_Required work:_ Output the data word for word, dropping every image.

-- Given records start --

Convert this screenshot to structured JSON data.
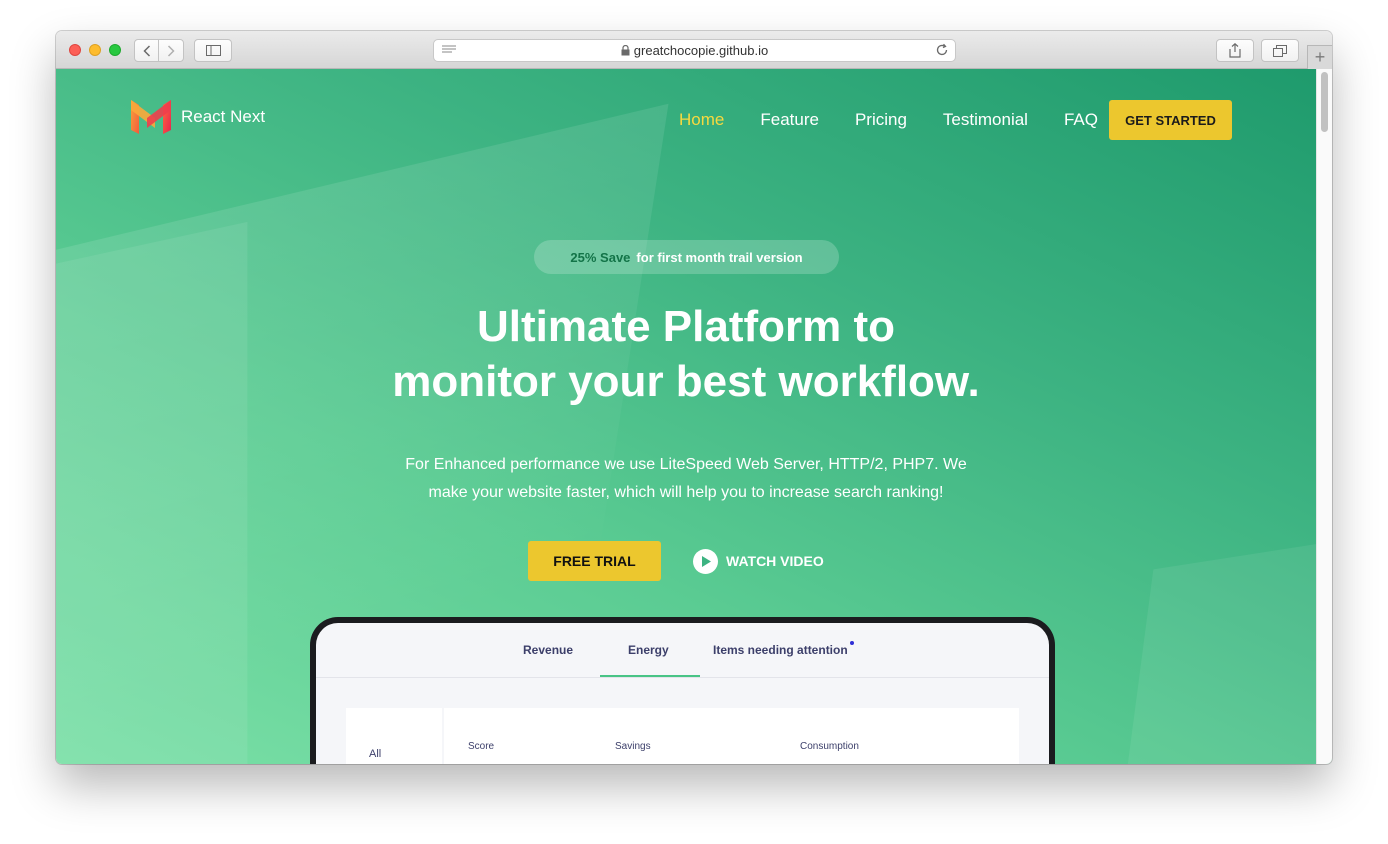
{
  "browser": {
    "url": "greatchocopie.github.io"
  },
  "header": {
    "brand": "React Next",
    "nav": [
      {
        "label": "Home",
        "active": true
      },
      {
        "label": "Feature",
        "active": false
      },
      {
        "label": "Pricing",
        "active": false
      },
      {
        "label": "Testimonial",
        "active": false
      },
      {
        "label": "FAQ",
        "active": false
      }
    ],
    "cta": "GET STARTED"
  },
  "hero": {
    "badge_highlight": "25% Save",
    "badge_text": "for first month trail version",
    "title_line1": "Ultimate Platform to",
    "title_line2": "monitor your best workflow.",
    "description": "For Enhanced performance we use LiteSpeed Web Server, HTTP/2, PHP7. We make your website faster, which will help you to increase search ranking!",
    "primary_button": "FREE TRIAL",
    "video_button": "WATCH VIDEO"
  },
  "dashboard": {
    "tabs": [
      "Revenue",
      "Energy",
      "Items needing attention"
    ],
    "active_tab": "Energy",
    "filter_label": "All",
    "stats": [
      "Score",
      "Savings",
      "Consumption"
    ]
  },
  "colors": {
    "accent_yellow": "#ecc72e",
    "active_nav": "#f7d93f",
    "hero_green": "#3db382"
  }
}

-- Given records end --

_Output below:_
Convert this screenshot to structured JSON data.
{
  "browser": {
    "url": "greatchocopie.github.io"
  },
  "header": {
    "brand": "React Next",
    "nav": [
      {
        "label": "Home",
        "active": true
      },
      {
        "label": "Feature",
        "active": false
      },
      {
        "label": "Pricing",
        "active": false
      },
      {
        "label": "Testimonial",
        "active": false
      },
      {
        "label": "FAQ",
        "active": false
      }
    ],
    "cta": "GET STARTED"
  },
  "hero": {
    "badge_highlight": "25% Save",
    "badge_text": "for first month trail version",
    "title_line1": "Ultimate Platform to",
    "title_line2": "monitor your best workflow.",
    "description": "For Enhanced performance we use LiteSpeed Web Server, HTTP/2, PHP7. We make your website faster, which will help you to increase search ranking!",
    "primary_button": "FREE TRIAL",
    "video_button": "WATCH VIDEO"
  },
  "dashboard": {
    "tabs": [
      "Revenue",
      "Energy",
      "Items needing attention"
    ],
    "active_tab": "Energy",
    "filter_label": "All",
    "stats": [
      "Score",
      "Savings",
      "Consumption"
    ]
  },
  "colors": {
    "accent_yellow": "#ecc72e",
    "active_nav": "#f7d93f",
    "hero_green": "#3db382"
  }
}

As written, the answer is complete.